-- WORK TO BE COMPLETED --
In the material below, find all lines with the string "Nresidue" and copy them.

(Dataset rows)
++++++++++

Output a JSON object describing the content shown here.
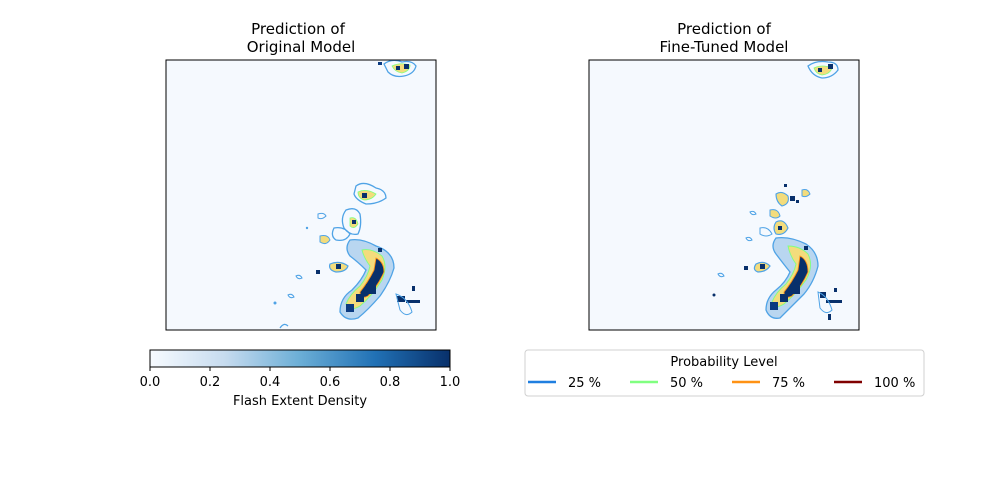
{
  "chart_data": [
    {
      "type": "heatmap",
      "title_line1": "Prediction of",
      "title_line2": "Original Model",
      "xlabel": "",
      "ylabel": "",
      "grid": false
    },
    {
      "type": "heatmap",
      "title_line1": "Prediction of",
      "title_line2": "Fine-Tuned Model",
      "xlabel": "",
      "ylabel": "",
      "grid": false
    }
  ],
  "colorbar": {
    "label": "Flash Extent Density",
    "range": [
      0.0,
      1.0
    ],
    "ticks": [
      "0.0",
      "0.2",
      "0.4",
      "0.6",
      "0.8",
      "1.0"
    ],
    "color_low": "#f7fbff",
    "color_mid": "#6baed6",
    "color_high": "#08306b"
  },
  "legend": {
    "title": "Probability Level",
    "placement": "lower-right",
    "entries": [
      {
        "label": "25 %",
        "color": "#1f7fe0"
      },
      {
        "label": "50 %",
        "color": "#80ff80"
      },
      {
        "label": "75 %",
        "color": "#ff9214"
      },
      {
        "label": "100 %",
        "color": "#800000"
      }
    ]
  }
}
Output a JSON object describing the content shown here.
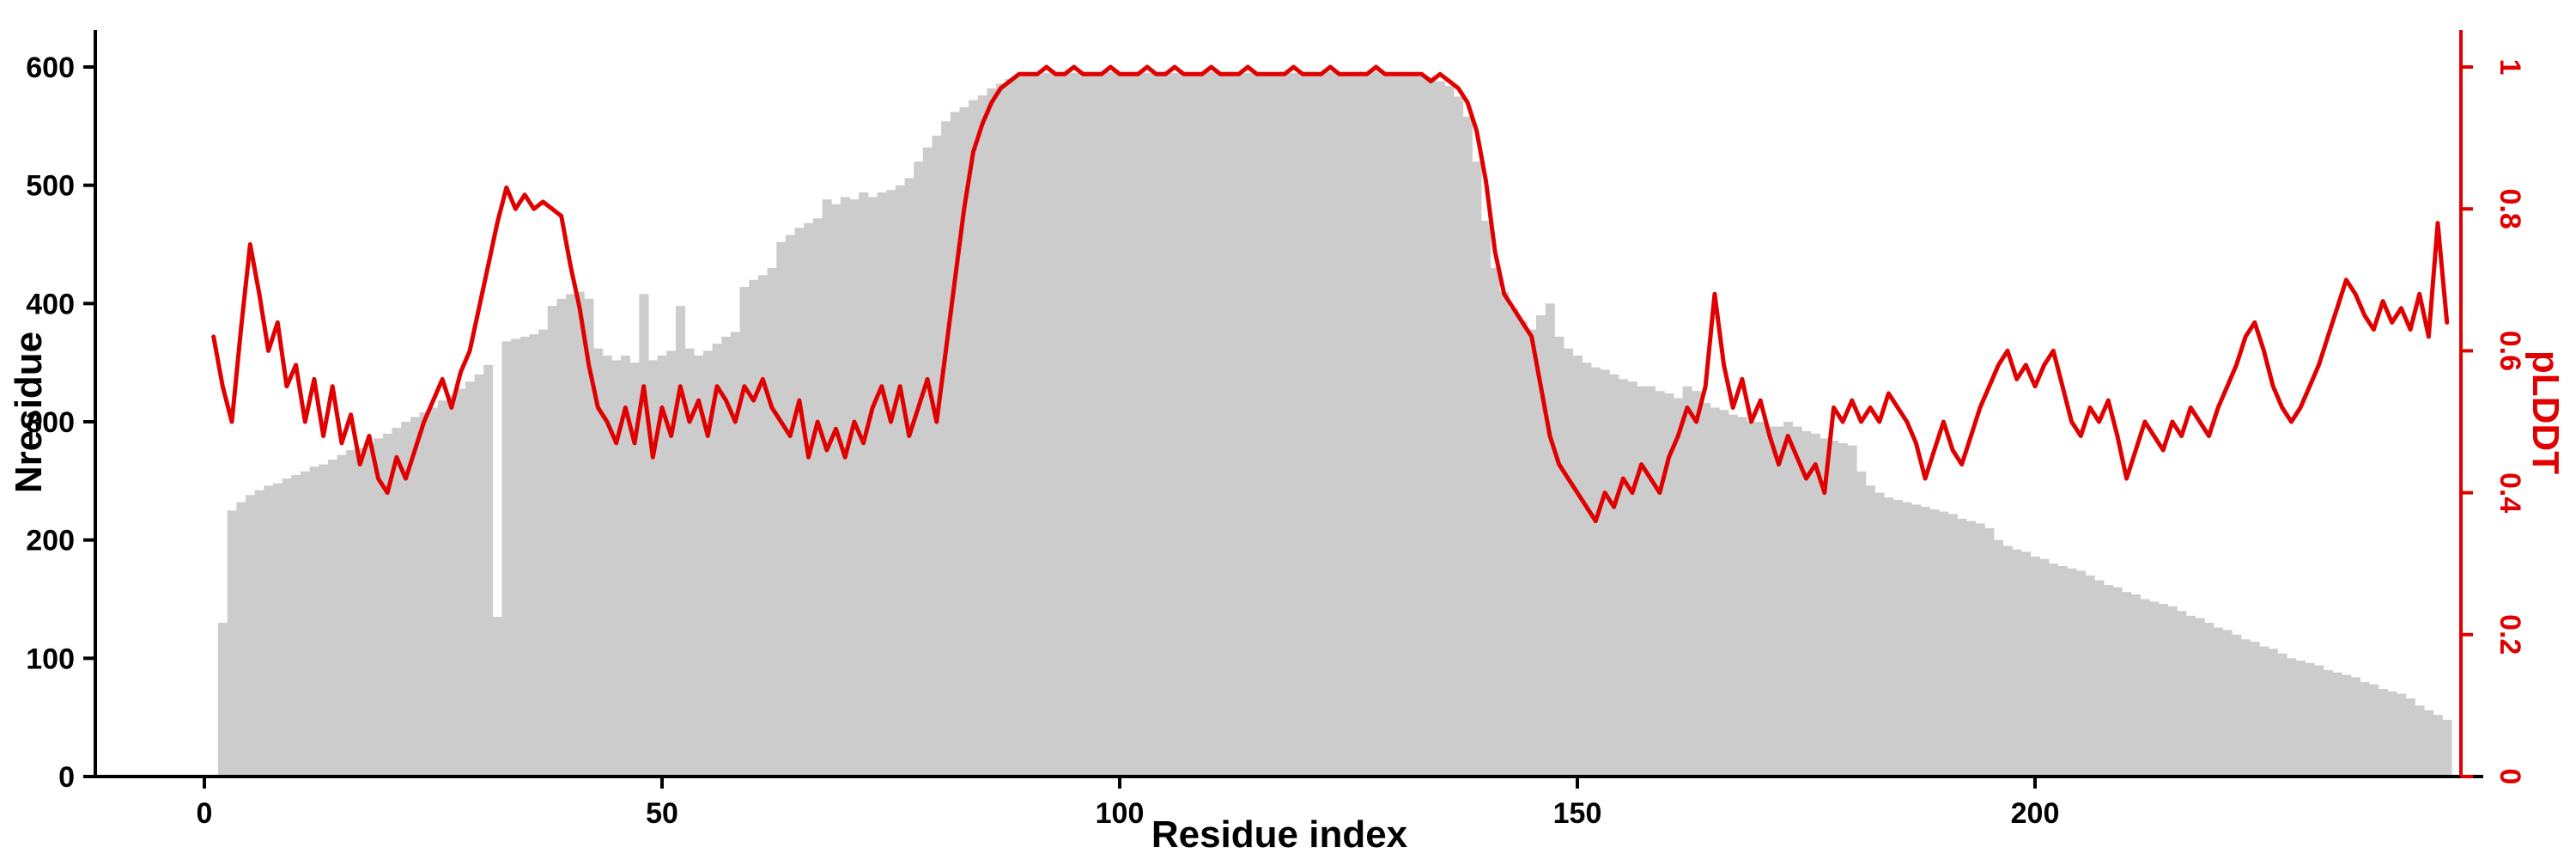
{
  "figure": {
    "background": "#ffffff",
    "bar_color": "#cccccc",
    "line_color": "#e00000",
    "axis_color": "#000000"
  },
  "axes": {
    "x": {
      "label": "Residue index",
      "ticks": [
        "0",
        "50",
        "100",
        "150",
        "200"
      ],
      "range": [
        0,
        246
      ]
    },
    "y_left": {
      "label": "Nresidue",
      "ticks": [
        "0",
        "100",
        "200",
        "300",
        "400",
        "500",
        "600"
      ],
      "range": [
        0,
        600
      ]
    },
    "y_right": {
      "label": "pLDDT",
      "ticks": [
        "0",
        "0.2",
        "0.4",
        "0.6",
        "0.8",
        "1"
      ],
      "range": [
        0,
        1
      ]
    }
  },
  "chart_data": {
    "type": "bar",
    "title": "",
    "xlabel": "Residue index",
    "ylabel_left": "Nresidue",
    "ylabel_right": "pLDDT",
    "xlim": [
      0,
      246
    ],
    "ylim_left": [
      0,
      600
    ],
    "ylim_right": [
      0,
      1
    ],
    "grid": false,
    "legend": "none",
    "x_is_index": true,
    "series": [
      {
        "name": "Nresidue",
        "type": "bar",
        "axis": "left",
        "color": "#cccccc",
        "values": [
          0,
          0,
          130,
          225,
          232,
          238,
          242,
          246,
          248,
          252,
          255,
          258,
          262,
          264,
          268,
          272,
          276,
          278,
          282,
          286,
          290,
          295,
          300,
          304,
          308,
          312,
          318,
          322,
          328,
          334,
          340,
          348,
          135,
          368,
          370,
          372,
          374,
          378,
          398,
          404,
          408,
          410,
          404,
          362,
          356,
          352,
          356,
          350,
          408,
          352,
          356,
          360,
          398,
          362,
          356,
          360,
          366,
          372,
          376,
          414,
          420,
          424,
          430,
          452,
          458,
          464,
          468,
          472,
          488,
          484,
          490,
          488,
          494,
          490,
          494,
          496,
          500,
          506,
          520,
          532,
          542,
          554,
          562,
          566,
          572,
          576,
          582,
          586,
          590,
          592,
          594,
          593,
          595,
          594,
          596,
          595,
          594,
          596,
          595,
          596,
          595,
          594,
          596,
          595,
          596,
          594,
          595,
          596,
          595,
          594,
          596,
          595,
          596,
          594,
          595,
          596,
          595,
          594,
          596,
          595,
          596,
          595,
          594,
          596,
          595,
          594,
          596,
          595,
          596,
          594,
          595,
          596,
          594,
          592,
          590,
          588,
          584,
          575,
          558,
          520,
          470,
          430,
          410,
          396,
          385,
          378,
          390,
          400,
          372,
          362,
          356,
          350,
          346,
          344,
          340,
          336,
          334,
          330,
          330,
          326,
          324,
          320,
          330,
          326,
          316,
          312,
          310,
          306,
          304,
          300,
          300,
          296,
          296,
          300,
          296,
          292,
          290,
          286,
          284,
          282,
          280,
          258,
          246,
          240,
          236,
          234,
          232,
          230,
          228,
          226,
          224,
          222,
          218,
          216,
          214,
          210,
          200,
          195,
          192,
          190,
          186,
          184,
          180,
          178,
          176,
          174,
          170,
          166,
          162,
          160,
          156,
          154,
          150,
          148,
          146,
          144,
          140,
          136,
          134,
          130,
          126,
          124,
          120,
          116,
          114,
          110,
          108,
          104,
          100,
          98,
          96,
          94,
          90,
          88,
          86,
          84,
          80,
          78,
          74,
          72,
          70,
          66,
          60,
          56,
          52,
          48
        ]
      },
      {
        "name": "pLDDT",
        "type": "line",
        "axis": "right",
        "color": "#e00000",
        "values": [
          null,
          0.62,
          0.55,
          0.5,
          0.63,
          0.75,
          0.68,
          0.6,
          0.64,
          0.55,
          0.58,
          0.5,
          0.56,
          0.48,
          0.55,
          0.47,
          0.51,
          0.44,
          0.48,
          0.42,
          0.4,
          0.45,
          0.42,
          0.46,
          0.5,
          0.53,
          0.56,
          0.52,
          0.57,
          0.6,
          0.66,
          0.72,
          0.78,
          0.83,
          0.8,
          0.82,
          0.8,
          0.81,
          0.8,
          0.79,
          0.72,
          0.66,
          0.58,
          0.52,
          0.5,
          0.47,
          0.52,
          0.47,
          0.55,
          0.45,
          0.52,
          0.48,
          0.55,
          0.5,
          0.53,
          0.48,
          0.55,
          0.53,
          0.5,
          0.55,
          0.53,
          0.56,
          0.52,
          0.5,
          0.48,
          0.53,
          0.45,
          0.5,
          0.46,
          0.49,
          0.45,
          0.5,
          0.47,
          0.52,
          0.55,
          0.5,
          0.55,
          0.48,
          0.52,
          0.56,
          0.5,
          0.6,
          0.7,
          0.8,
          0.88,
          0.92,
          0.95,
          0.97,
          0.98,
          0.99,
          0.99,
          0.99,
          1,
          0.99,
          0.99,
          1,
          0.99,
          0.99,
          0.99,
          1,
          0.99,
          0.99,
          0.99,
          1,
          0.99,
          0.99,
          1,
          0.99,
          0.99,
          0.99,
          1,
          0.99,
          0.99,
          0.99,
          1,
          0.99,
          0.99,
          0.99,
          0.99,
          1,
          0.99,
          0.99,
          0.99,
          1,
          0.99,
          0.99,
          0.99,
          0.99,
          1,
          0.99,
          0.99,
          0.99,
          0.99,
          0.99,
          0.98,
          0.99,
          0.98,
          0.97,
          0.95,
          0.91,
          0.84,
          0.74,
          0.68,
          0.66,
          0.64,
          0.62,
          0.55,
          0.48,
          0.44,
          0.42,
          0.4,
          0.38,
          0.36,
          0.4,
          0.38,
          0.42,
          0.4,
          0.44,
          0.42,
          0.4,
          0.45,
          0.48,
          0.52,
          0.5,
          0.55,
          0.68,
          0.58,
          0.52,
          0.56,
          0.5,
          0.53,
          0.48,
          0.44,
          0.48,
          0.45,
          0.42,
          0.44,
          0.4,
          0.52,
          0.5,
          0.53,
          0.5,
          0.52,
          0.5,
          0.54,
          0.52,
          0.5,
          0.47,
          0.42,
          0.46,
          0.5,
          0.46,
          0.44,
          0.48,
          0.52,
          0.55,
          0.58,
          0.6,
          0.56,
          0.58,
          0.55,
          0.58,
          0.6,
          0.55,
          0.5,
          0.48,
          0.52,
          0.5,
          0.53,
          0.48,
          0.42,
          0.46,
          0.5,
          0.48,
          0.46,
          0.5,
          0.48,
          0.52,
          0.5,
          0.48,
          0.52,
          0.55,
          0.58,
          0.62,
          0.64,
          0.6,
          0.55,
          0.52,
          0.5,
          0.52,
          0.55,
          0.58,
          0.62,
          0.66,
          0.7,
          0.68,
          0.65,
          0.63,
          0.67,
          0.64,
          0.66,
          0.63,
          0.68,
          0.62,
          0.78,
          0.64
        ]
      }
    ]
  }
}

++++++++++

-- SOLUTION TO THE PROBLEM --
      "label": "Nresidue",
    "ylabel_left": "Nresidue",
        "name": "Nresidue",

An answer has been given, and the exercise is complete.